GIVEN TASK: Set the data down again, exactly as it reads, but without the pictures.

----- THE RECORDS

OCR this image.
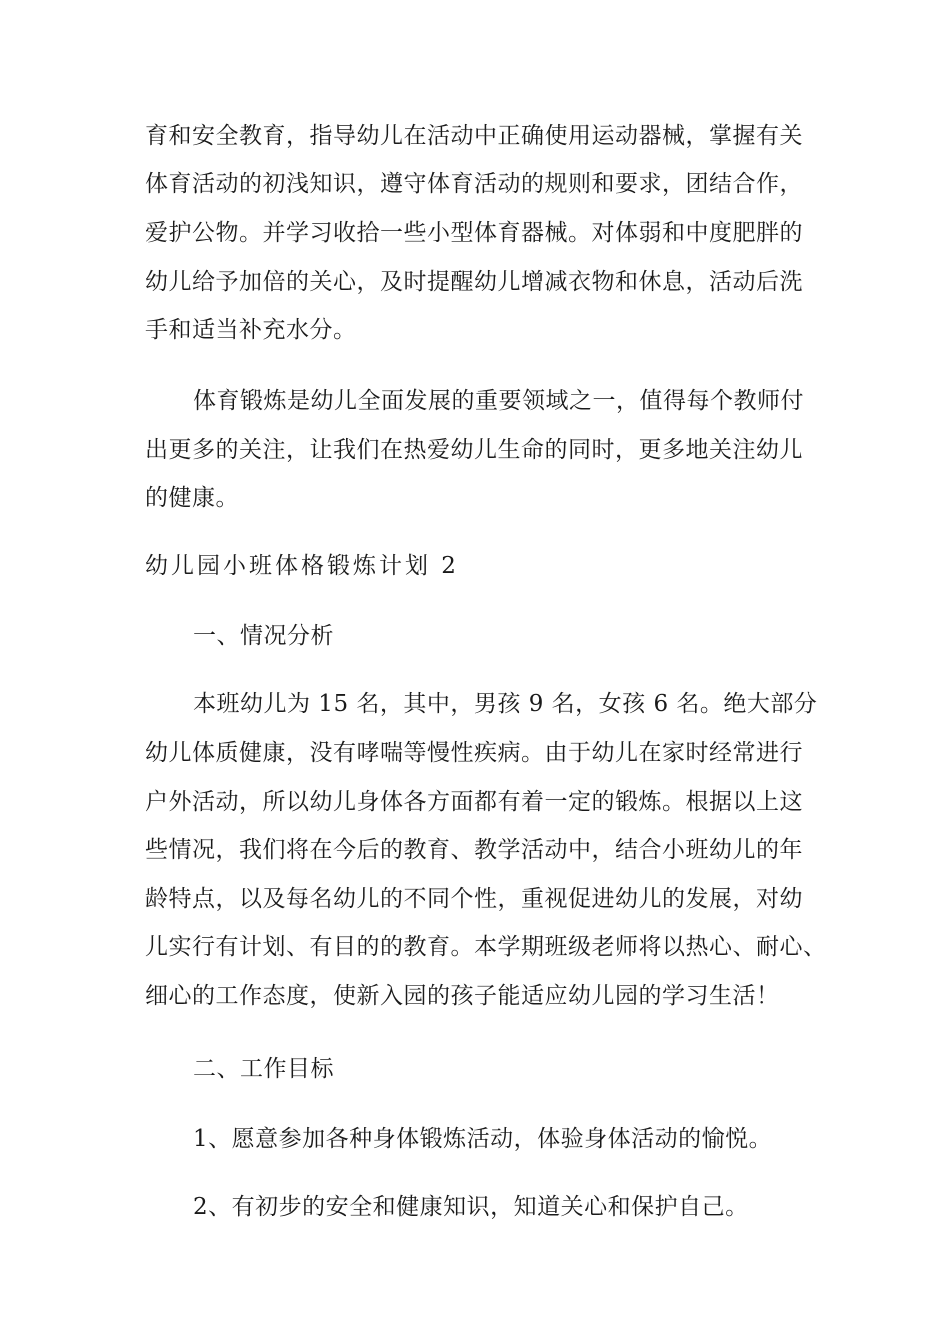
育和安全教育，指导幼儿在活动中正确使用运动器械，掌握有关
体育活动的初浅知识，遵守体育活动的规则和要求，团结合作，
爱护公物。并学习收拾一些小型体育器械。对体弱和中度肥胖的
幼儿给予加倍的关心，及时提醒幼儿增减衣物和休息，活动后洗
手和适当补充水分。
体育锻炼是幼儿全面发展的重要领域之一，值得每个教师付
出更多的关注，让我们在热爱幼儿生命的同时，更多地关注幼儿
的健康。
幼儿园小班体格锻炼计划 2
一、情况分析
本班幼儿为 15 名，其中，男孩 9 名，女孩 6 名。绝大部分
幼儿体质健康，没有哮喘等慢性疾病。由于幼儿在家时经常进行
户外活动，所以幼儿身体各方面都有着一定的锻炼。根据以上这
些情况，我们将在今后的教育、教学活动中，结合小班幼儿的年
龄特点，以及每名幼儿的不同个性，重视促进幼儿的发展，对幼
儿实行有计划、有目的的教育。本学期班级老师将以热心、耐心、
细心的工作态度，使新入园的孩子能适应幼儿园的学习生活！
二、工作目标
1、愿意参加各种身体锻炼活动，体验身体活动的愉悦。
2、有初步的安全和健康知识，知道关心和保护自己。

----------

ANSWER FOR THIS EXERCISE:
OCR this image.
育和安全教育，指导幼儿在活动中正确使用运动器械，掌握有关
体育活动的初浅知识，遵守体育活动的规则和要求，团结合作，
爱护公物。并学习收拾一些小型体育器械。对体弱和中度肥胖的
幼儿给予加倍的关心，及时提醒幼儿增减衣物和休息，活动后洗
手和适当补充水分。
体育锻炼是幼儿全面发展的重要领域之一，值得每个教师付
出更多的关注，让我们在热爱幼儿生命的同时，更多地关注幼儿
的健康。
幼儿园小班体格锻炼计划 2
一、情况分析
本班幼儿为 15 名，其中，男孩 9 名，女孩 6 名。绝大部分
幼儿体质健康，没有哮喘等慢性疾病。由于幼儿在家时经常进行
户外活动，所以幼儿身体各方面都有着一定的锻炼。根据以上这
些情况，我们将在今后的教育、教学活动中，结合小班幼儿的年
龄特点，以及每名幼儿的不同个性，重视促进幼儿的发展，对幼
儿实行有计划、有目的的教育。本学期班级老师将以热心、耐心、
细心的工作态度，使新入园的孩子能适应幼儿园的学习生活！
二、工作目标
1、愿意参加各种身体锻炼活动，体验身体活动的愉悦。
2、有初步的安全和健康知识，知道关心和保护自己。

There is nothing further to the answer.